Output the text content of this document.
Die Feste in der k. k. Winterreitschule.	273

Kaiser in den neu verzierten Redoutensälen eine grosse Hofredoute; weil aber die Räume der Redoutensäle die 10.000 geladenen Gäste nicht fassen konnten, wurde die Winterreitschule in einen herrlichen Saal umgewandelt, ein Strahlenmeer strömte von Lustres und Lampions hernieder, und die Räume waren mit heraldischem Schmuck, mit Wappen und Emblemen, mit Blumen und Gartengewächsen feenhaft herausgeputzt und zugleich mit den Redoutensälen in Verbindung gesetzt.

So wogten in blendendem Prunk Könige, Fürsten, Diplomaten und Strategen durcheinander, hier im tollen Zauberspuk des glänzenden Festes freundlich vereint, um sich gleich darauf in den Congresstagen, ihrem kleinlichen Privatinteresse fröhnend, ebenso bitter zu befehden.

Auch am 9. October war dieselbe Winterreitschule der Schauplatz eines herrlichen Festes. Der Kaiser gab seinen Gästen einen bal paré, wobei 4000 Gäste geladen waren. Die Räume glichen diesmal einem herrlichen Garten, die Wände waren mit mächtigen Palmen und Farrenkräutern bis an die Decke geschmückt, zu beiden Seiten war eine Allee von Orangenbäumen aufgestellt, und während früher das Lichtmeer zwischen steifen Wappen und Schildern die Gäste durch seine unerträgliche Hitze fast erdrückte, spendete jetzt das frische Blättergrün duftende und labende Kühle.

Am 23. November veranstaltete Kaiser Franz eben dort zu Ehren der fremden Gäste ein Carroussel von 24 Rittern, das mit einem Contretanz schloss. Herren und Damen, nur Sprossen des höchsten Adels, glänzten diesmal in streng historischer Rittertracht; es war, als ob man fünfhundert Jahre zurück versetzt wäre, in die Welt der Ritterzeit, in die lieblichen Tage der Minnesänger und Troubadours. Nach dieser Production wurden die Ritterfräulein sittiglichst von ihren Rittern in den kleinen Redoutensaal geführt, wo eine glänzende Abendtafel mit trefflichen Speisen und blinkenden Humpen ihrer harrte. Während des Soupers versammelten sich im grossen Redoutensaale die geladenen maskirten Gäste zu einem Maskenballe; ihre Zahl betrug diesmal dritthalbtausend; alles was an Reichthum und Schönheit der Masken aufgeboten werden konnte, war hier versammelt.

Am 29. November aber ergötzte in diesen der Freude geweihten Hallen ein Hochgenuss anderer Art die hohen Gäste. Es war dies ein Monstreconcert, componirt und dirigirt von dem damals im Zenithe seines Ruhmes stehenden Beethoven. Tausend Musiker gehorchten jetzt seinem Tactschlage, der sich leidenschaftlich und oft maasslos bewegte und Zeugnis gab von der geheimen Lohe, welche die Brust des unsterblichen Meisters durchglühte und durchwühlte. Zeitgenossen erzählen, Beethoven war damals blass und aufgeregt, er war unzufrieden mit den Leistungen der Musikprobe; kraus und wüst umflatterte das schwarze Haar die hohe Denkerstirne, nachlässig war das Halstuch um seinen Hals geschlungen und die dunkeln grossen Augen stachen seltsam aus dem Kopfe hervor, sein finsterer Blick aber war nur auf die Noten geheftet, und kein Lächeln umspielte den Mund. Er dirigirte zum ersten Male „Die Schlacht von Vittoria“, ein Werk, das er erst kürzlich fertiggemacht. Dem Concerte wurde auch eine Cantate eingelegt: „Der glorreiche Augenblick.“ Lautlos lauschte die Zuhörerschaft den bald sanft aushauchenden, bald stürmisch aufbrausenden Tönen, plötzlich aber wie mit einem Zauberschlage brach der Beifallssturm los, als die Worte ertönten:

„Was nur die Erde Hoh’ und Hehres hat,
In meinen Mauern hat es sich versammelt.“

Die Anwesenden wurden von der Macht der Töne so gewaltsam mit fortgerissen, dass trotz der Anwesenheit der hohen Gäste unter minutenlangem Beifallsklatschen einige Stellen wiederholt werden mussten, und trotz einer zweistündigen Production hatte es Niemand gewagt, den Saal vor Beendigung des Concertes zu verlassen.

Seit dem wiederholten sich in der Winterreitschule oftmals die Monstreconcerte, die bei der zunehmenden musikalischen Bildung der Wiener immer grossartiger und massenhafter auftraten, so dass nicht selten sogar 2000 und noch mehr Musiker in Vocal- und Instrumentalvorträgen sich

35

What the exercise asks. What is the number of lines in the listing that contain the string "hier"? Reply with that number alone.

Task answer. 2